-- MATERIAL TO PROCESS --
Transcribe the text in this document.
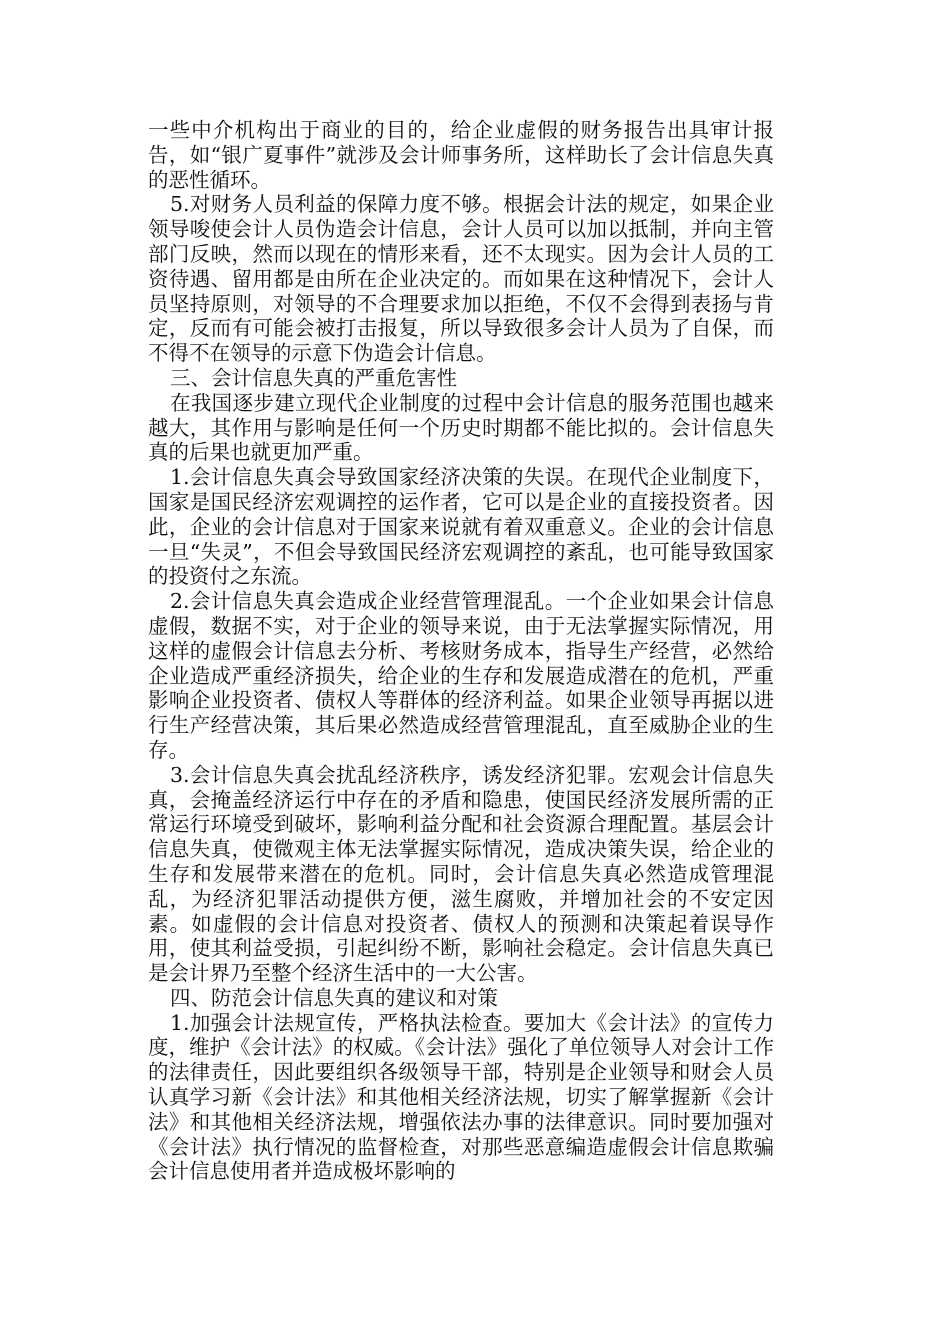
一些中介机构出于商业的目的，给企业虚假的财务报告出具审计报告，如“银广夏事件”就涉及会计师事务所，这样助长了会计信息失真的恶性循环。

5.对财务人员利益的保障力度不够。根据会计法的规定，如果企业领导唆使会计人员伪造会计信息，会计人员可以加以抵制，并向主管部门反映，然而以现在的情形来看，还不太现实。因为会计人员的工资待遇、留用都是由所在企业决定的。而如果在这种情况下，会计人员坚持原则，对领导的不合理要求加以拒绝，不仅不会得到表扬与肯定，反而有可能会被打击报复，所以导致很多会计人员为了自保，而不得不在领导的示意下伪造会计信息。

三、会计信息失真的严重危害性

在我国逐步建立现代企业制度的过程中会计信息的服务范围也越来越大，其作用与影响是任何一个历史时期都不能比拟的。会计信息失真的后果也就更加严重。

1.会计信息失真会导致国家经济决策的失误。在现代企业制度下，国家是国民经济宏观调控的运作者，它可以是企业的直接投资者。因此，企业的会计信息对于国家来说就有着双重意义。企业的会计信息一旦“失灵”，不但会导致国民经济宏观调控的紊乱，也可能导致国家的投资付之东流。

2.会计信息失真会造成企业经营管理混乱。一个企业如果会计信息虚假，数据不实，对于企业的领导来说，由于无法掌握实际情况，用这样的虚假会计信息去分析、考核财务成本，指导生产经营，必然给企业造成严重经济损失，给企业的生存和发展造成潜在的危机，严重影响企业投资者、债权人等群体的经济利益。如果企业领导再据以进行生产经营决策，其后果必然造成经营管理混乱，直至威胁企业的生存。

3.会计信息失真会扰乱经济秩序，诱发经济犯罪。宏观会计信息失真，会掩盖经济运行中存在的矛盾和隐患，使国民经济发展所需的正常运行环境受到破坏，影响利益分配和社会资源合理配置。基层会计信息失真，使微观主体无法掌握实际情况，造成决策失误，给企业的生存和发展带来潜在的危机。同时，会计信息失真必然造成管理混乱，为经济犯罪活动提供方便，滋生腐败，并增加社会的不安定因素。如虚假的会计信息对投资者、债权人的预测和决策起着误导作用，使其利益受损，引起纠纷不断，影响社会稳定。会计信息失真已是会计界乃至整个经济生活中的一大公害。

四、防范会计信息失真的建议和对策

1.加强会计法规宣传，严格执法检查。要加大《会计法》的宣传力度，维护《会计法》的权威。《会计法》强化了单位领导人对会计工作的法律责任，因此要组织各级领导干部，特别是企业领导和财会人员认真学习新《会计法》和其他相关经济法规，切实了解掌握新《会计法》和其他相关经济法规，增强依法办事的法律意识。同时要加强对《会计法》执行情况的监督检查，对那些恶意编造虚假会计信息欺骗会计信息使用者并造成极坏影响的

-- WHAT IS NEEDED --
Repeat all of the records verbatim, leaving out the pictures.

-- OUTPUT FOR THIS EXERCISE --
Transcribe the text in this document.
一些中介机构出于商业的目的，给企业虚假的财务报告出具审计报告，如“银广夏事件”就涉及会计师事务所，这样助长了会计信息失真的恶性循环。

5.对财务人员利益的保障力度不够。根据会计法的规定，如果企业领导唆使会计人员伪造会计信息，会计人员可以加以抵制，并向主管部门反映，然而以现在的情形来看，还不太现实。因为会计人员的工资待遇、留用都是由所在企业决定的。而如果在这种情况下，会计人员坚持原则，对领导的不合理要求加以拒绝，不仅不会得到表扬与肯定，反而有可能会被打击报复，所以导致很多会计人员为了自保，而不得不在领导的示意下伪造会计信息。

三、会计信息失真的严重危害性

在我国逐步建立现代企业制度的过程中会计信息的服务范围也越来越大，其作用与影响是任何一个历史时期都不能比拟的。会计信息失真的后果也就更加严重。

1.会计信息失真会导致国家经济决策的失误。在现代企业制度下，国家是国民经济宏观调控的运作者，它可以是企业的直接投资者。因此，企业的会计信息对于国家来说就有着双重意义。企业的会计信息一旦“失灵”，不但会导致国民经济宏观调控的紊乱，也可能导致国家的投资付之东流。

2.会计信息失真会造成企业经营管理混乱。一个企业如果会计信息虚假，数据不实，对于企业的领导来说，由于无法掌握实际情况，用这样的虚假会计信息去分析、考核财务成本，指导生产经营，必然给企业造成严重经济损失，给企业的生存和发展造成潜在的危机，严重影响企业投资者、债权人等群体的经济利益。如果企业领导再据以进行生产经营决策，其后果必然造成经营管理混乱，直至威胁企业的生存。

3.会计信息失真会扰乱经济秩序，诱发经济犯罪。宏观会计信息失真，会掩盖经济运行中存在的矛盾和隐患，使国民经济发展所需的正常运行环境受到破坏，影响利益分配和社会资源合理配置。基层会计信息失真，使微观主体无法掌握实际情况，造成决策失误，给企业的生存和发展带来潜在的危机。同时，会计信息失真必然造成管理混乱，为经济犯罪活动提供方便，滋生腐败，并增加社会的不安定因素。如虚假的会计信息对投资者、债权人的预测和决策起着误导作用，使其利益受损，引起纠纷不断，影响社会稳定。会计信息失真已是会计界乃至整个经济生活中的一大公害。

四、防范会计信息失真的建议和对策

1.加强会计法规宣传，严格执法检查。要加大《会计法》的宣传力度，维护《会计法》的权威。《会计法》强化了单位领导人对会计工作的法律责任，因此要组织各级领导干部，特别是企业领导和财会人员认真学习新《会计法》和其他相关经济法规，切实了解掌握新《会计法》和其他相关经济法规，增强依法办事的法律意识。同时要加强对《会计法》执行情况的监督检查，对那些恶意编造虚假会计信息欺骗会计信息使用者并造成极坏影响的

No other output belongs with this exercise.